### THE RECORDS
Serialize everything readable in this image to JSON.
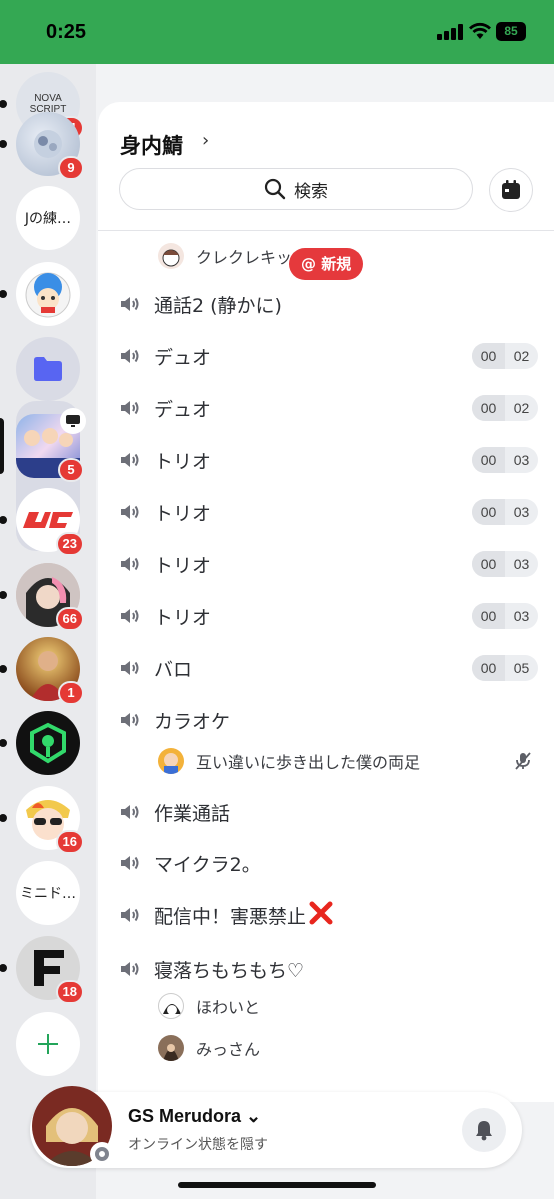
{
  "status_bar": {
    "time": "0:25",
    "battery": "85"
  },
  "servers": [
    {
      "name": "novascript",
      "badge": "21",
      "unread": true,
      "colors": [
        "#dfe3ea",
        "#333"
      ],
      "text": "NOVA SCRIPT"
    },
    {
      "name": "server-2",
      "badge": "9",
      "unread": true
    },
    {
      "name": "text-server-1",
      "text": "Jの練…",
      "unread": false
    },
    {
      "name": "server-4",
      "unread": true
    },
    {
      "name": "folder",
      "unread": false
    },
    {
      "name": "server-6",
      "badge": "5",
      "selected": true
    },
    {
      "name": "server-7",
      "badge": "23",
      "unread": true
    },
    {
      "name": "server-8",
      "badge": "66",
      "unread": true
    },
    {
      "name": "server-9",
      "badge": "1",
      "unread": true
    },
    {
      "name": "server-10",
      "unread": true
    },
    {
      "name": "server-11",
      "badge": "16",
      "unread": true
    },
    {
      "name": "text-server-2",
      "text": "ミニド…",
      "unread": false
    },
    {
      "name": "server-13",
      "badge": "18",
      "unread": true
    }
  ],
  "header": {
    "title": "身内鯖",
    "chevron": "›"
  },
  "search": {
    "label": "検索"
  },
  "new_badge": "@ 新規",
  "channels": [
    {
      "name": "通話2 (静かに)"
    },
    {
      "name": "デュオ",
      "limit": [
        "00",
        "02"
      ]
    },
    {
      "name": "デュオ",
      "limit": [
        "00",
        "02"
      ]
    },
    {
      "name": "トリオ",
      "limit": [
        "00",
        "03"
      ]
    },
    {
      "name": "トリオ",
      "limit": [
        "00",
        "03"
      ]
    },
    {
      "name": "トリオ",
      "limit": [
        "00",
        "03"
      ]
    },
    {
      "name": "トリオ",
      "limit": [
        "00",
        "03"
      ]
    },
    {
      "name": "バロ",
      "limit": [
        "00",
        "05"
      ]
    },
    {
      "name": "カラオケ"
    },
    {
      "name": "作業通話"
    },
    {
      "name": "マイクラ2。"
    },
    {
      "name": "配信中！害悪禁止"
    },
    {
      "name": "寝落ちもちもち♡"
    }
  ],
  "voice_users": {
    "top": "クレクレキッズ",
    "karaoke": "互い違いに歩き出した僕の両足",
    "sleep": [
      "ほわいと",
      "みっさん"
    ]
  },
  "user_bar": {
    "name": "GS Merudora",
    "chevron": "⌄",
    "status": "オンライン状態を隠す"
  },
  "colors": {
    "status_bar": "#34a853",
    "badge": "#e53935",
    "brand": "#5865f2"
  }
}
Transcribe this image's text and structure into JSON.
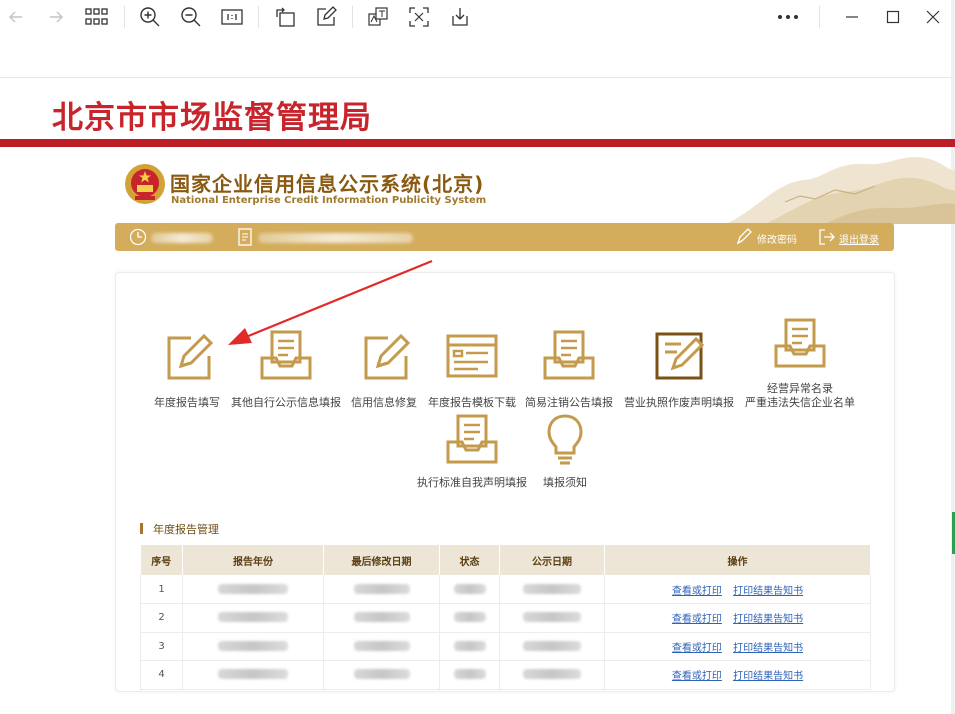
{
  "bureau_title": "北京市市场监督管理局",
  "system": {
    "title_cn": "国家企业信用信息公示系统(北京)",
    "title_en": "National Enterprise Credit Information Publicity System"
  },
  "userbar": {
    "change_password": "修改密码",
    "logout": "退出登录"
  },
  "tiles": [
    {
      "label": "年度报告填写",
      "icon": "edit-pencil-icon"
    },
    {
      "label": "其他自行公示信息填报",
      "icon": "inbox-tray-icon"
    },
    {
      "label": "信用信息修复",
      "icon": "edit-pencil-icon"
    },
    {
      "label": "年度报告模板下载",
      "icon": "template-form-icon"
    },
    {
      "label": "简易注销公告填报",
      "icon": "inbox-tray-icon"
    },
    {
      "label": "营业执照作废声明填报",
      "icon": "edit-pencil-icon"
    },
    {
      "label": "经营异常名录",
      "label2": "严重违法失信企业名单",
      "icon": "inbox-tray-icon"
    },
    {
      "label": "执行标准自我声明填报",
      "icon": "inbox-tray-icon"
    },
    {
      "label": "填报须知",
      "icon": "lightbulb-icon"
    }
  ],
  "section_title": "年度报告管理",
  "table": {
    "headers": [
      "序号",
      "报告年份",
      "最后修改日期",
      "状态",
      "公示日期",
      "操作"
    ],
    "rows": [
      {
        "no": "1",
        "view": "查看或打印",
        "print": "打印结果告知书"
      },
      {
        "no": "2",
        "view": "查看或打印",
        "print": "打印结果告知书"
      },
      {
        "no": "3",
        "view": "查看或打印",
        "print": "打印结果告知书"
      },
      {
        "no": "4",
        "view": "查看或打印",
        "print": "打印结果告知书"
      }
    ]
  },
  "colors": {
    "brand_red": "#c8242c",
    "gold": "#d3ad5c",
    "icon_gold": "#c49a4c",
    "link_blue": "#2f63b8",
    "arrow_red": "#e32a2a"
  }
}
######
=== DESCRIPTION OF THE TASK ===
Quote every line word for word and keep the images out of the copy.

=== ANSWER TO THE TASK ===
Serialize everything readable in this image to JSON.
{
  "status_bar": {
    "time": "0:25",
    "battery": "85"
  },
  "servers": [
    {
      "name": "novascript",
      "badge": "21",
      "unread": true,
      "colors": [
        "#dfe3ea",
        "#333"
      ],
      "text": "NOVA SCRIPT"
    },
    {
      "name": "server-2",
      "badge": "9",
      "unread": true
    },
    {
      "name": "text-server-1",
      "text": "Jの練…",
      "unread": false
    },
    {
      "name": "server-4",
      "unread": true
    },
    {
      "name": "folder",
      "unread": false
    },
    {
      "name": "server-6",
      "badge": "5",
      "selected": true
    },
    {
      "name": "server-7",
      "badge": "23",
      "unread": true
    },
    {
      "name": "server-8",
      "badge": "66",
      "unread": true
    },
    {
      "name": "server-9",
      "badge": "1",
      "unread": true
    },
    {
      "name": "server-10",
      "unread": true
    },
    {
      "name": "server-11",
      "badge": "16",
      "unread": true
    },
    {
      "name": "text-server-2",
      "text": "ミニド…",
      "unread": false
    },
    {
      "name": "server-13",
      "badge": "18",
      "unread": true
    }
  ],
  "header": {
    "title": "身内鯖",
    "chevron": "›"
  },
  "search": {
    "label": "検索"
  },
  "new_badge": "@ 新規",
  "channels": [
    {
      "name": "通話2 (静かに)"
    },
    {
      "name": "デュオ",
      "limit": [
        "00",
        "02"
      ]
    },
    {
      "name": "デュオ",
      "limit": [
        "00",
        "02"
      ]
    },
    {
      "name": "トリオ",
      "limit": [
        "00",
        "03"
      ]
    },
    {
      "name": "トリオ",
      "limit": [
        "00",
        "03"
      ]
    },
    {
      "name": "トリオ",
      "limit": [
        "00",
        "03"
      ]
    },
    {
      "name": "トリオ",
      "limit": [
        "00",
        "03"
      ]
    },
    {
      "name": "バロ",
      "limit": [
        "00",
        "05"
      ]
    },
    {
      "name": "カラオケ"
    },
    {
      "name": "作業通話"
    },
    {
      "name": "マイクラ2。"
    },
    {
      "name": "配信中！害悪禁止"
    },
    {
      "name": "寝落ちもちもち♡"
    }
  ],
  "voice_users": {
    "top": "クレクレキッズ",
    "karaoke": "互い違いに歩き出した僕の両足",
    "sleep": [
      "ほわいと",
      "みっさん"
    ]
  },
  "user_bar": {
    "name": "GS Merudora",
    "chevron": "⌄",
    "status": "オンライン状態を隠す"
  },
  "colors": {
    "status_bar": "#34a853",
    "badge": "#e53935",
    "brand": "#5865f2"
  }
}
Transcribe this image's text and structure into JSON.
{
  "bureau_title": "北京市市场监督管理局",
  "system": {
    "title_cn": "国家企业信用信息公示系统(北京)",
    "title_en": "National Enterprise Credit Information Publicity System"
  },
  "userbar": {
    "change_password": "修改密码",
    "logout": "退出登录"
  },
  "tiles": [
    {
      "label": "年度报告填写",
      "icon": "edit-pencil-icon"
    },
    {
      "label": "其他自行公示信息填报",
      "icon": "inbox-tray-icon"
    },
    {
      "label": "信用信息修复",
      "icon": "edit-pencil-icon"
    },
    {
      "label": "年度报告模板下载",
      "icon": "template-form-icon"
    },
    {
      "label": "简易注销公告填报",
      "icon": "inbox-tray-icon"
    },
    {
      "label": "营业执照作废声明填报",
      "icon": "edit-pencil-icon"
    },
    {
      "label": "经营异常名录",
      "label2": "严重违法失信企业名单",
      "icon": "inbox-tray-icon"
    },
    {
      "label": "执行标准自我声明填报",
      "icon": "inbox-tray-icon"
    },
    {
      "label": "填报须知",
      "icon": "lightbulb-icon"
    }
  ],
  "section_title": "年度报告管理",
  "table": {
    "headers": [
      "序号",
      "报告年份",
      "最后修改日期",
      "状态",
      "公示日期",
      "操作"
    ],
    "rows": [
      {
        "no": "1",
        "view": "查看或打印",
        "print": "打印结果告知书"
      },
      {
        "no": "2",
        "view": "查看或打印",
        "print": "打印结果告知书"
      },
      {
        "no": "3",
        "view": "查看或打印",
        "print": "打印结果告知书"
      },
      {
        "no": "4",
        "view": "查看或打印",
        "print": "打印结果告知书"
      }
    ]
  },
  "colors": {
    "brand_red": "#c8242c",
    "gold": "#d3ad5c",
    "icon_gold": "#c49a4c",
    "link_blue": "#2f63b8",
    "arrow_red": "#e32a2a"
  }
}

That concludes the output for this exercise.